*Texto apresentado*.
::::::::

Inicio dizendo que, em dois julgados recentes, o Supremo Tribunal Federal estabeleceu critérios na condução dos procedimentos de investigações (inquéritos policiais e equivalentes). O primeiro caso trata da edição da Súmula Vinculante 14 do Supremo Tribunal Federal, a qual menciona que “é direito do defensor, no interesse do representado, ter amplo acesso aos elementos de prova que, já documentados em procedimento investigatório realizado por órgão com competência de polícia judiciária, digam respeito ao exercício do Direito de defesa (súmula editada em 2 de fevereiro de 2009)”. O segundo caso é mais recente, de 27 de outubro de 2009, autos do HC 94.173-BA, relator ministro Celso de Mello, através do qual o Supremo Tribunal Federal (2ª Turma) reforçou a tese de que o Ministério Público detém o chamado “poder investigatório”, pois até então se questionava se as investigações em matéria penal estavam reservadas, com exclusividade, às polícias judiciárias através do âmbito estrito da Constituição Federal (art. 144, parágrafo quarto, da CF de 1988).

Tratarei destes dois casos para subsidiar a necessidade de fixarmos um conceito claro acerca do inquérito policial e de que maneira a cláusula do devido processo legal o afeta.

A edição de súmula vinculante no país está ligada à solução de uma verdadeira “questão constitucional”, ou seja, está diretamente relacionada aos casos em que, em sede de controle difuso da constitucionalidade das leis, o STF reconhece repercussão geral — geralmente em recursos extraordinários — de maneira que a parte dispositiva do julgado refletirá na composição de uma súmula vinculante[2]. O Supremo Tribunal Federal, através da repercussão geral, define, em linhas gerais, os casos que pretende julgar, ou seja, decide o que irá decidir, fixando a latitude e a longitude de sua jurisdição[3].

No caso da edição da súmula 14, as coisas se passaram de maneira diversa, uma vez que a proposta de súmula derivou de sugestão da OAB e não de um dos membros da própria Corte, como costuma acontecer, razão pela qual se estabeleceu, durante o julgamento, debate sobre a oportunidade de edição da referida súmula. O enunciado (relator ministro Menezes Direito) foi editada com o sentido de reforçar a linha de julgados existentes no Supremo sobre o tema, permitindo a propositura de reclamação em caso de descumprimento de seu conteúdo, nos mesmos moldes do que ocorre com as decisões proferidas em sede de controle concentrado (ação direta de inconstitucionalidade por exemplo).

O que a súmula diz depende da leitura do conteúdo do julgado, além da interpretação de seu texto literal?
A súmula estaria a tratar somente dos inquéritos policiais e não dos procedimentos investigatórios conduzidos pelas polícias judiciárias. Todavia, o endereço era certo: as investigações conduzidas pelo Ministério Público. Ainda assim, a súmula vinculante, por retratar verdadeira atividade legislativa do Poder Judiciário, não pode ter a sua interpretação ampliada de maneira a alcançar as investigações conduzidas pelo Ministério Público. A súmula reforça princípios já existentes na jurisprudência do STF, dentre os quais avultam de interesse o princípio da ampla defesa e, fundamentalmente, o direito de assistência de um advogado.

::::::::

*Conteúdo dos dados*.
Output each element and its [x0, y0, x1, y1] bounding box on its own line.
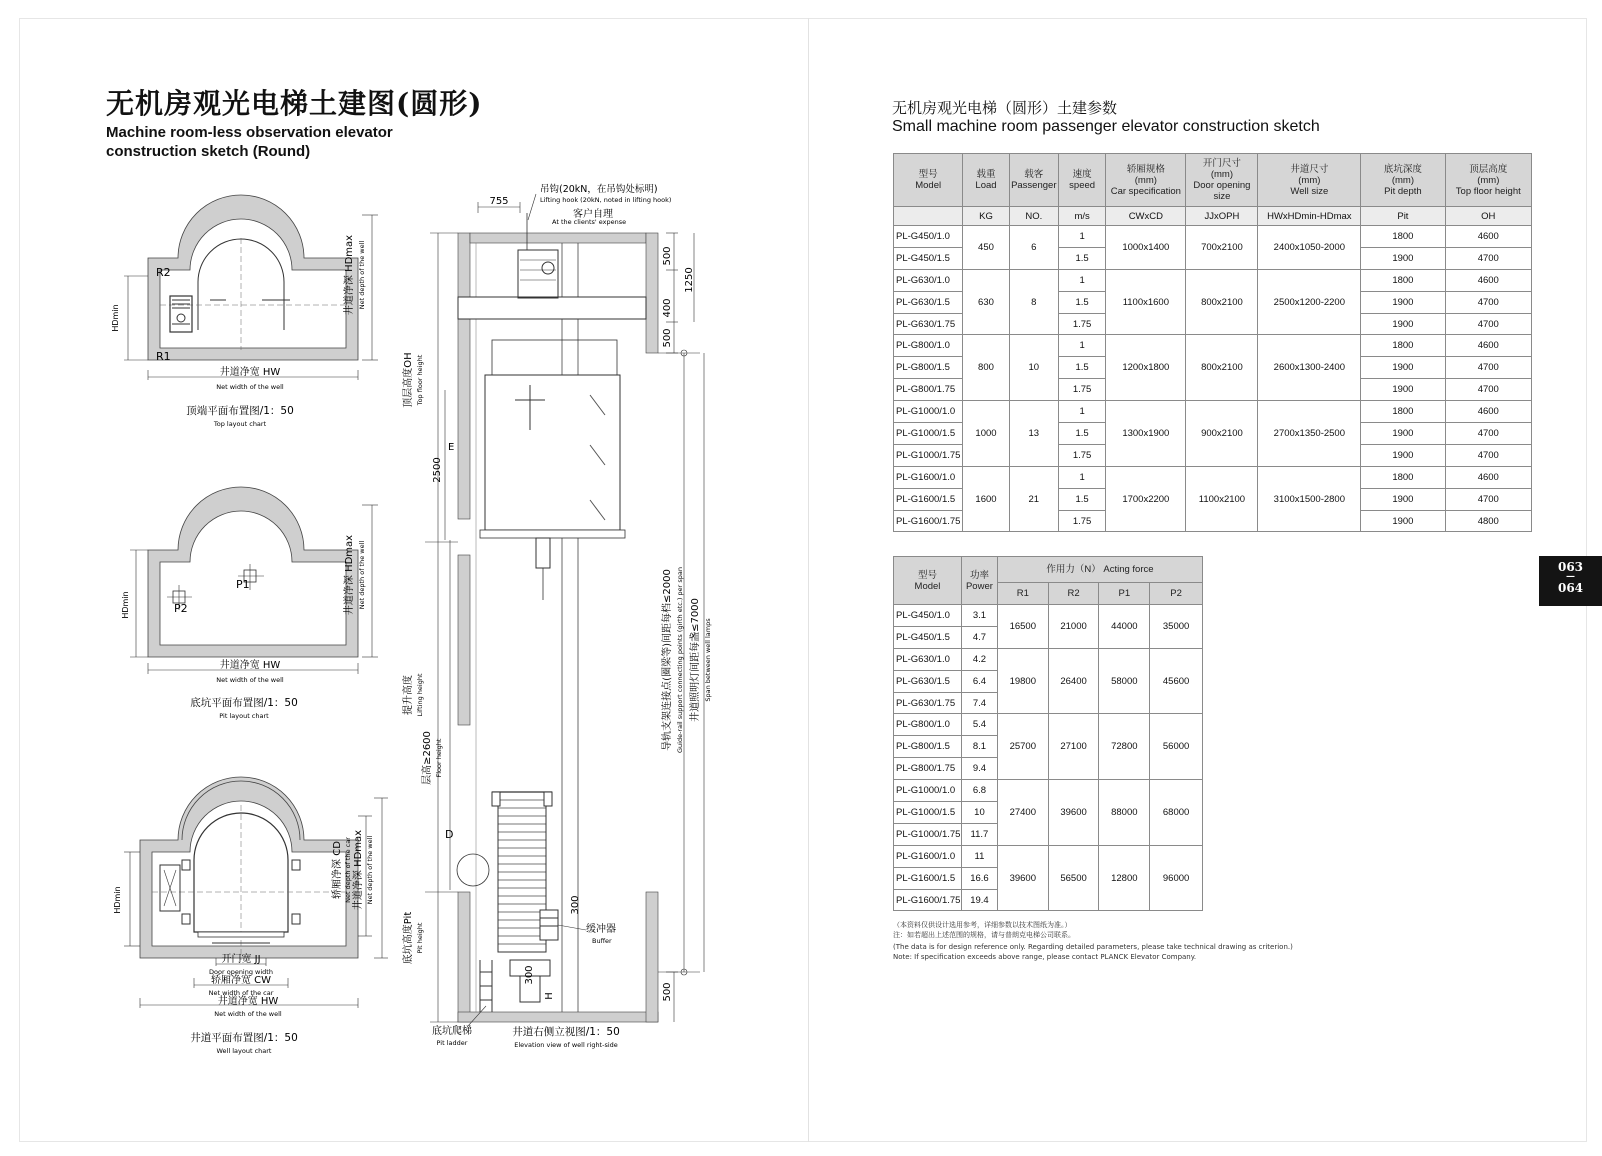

::::::::

*Tarefas obrigatórias*.
[1] Responda com base no texto sobre as decisões do STF:
(a) Em que data foi editada a Súmula Vinculante 14?
(b) Quem foi o relator do HC 94.173-BA?
(c) De quem partiu a proposta da súmula 14?
[2] Liste todas as instituições e órgãos citados no texto sobre as decisões do STF. A 2ª Turma conta como parte do Supremo.
[3] Retome o texto sobre as decisões do STF a partir da última frase apresentada.

*Respostas do exercício*.
[1]
(a) Em 2 de fevereiro de 2009.
(b) O ministro Celso de Mello.
(c) Da OAB.

[2]
Supremo Tribunal Federal (STF)
Ministério Público
Polícias judiciárias
OAB
Poder Judiciário

[3]
Todavia, não se pode ampliar seu alcance preceptivo a partir da leitura dos debates. A súmula retrata a posição dominante no Supremo Tribunal Federal e, ao fixar seu alcance aos limites do inquérito policial, acaba por não afetar diretamente os procedimentos investigatórios conduzidos pelo Ministério Público. Com isto não digo, obviamente, que as investigações — procedimentos investigatórios — conduzidos pelo Ministério Público estejam imunes aos princípios já assentados pela jurisprudência do Supremo (especialmente em um modelo no qual as decisões em controle difuso produzem, segundo o STF, eficácia “erga omnes”, mas apenas que não cabe a propositura de reclamação constitucional em face de negativa de aplicação da súmula por parte de órgão do Ministério Público.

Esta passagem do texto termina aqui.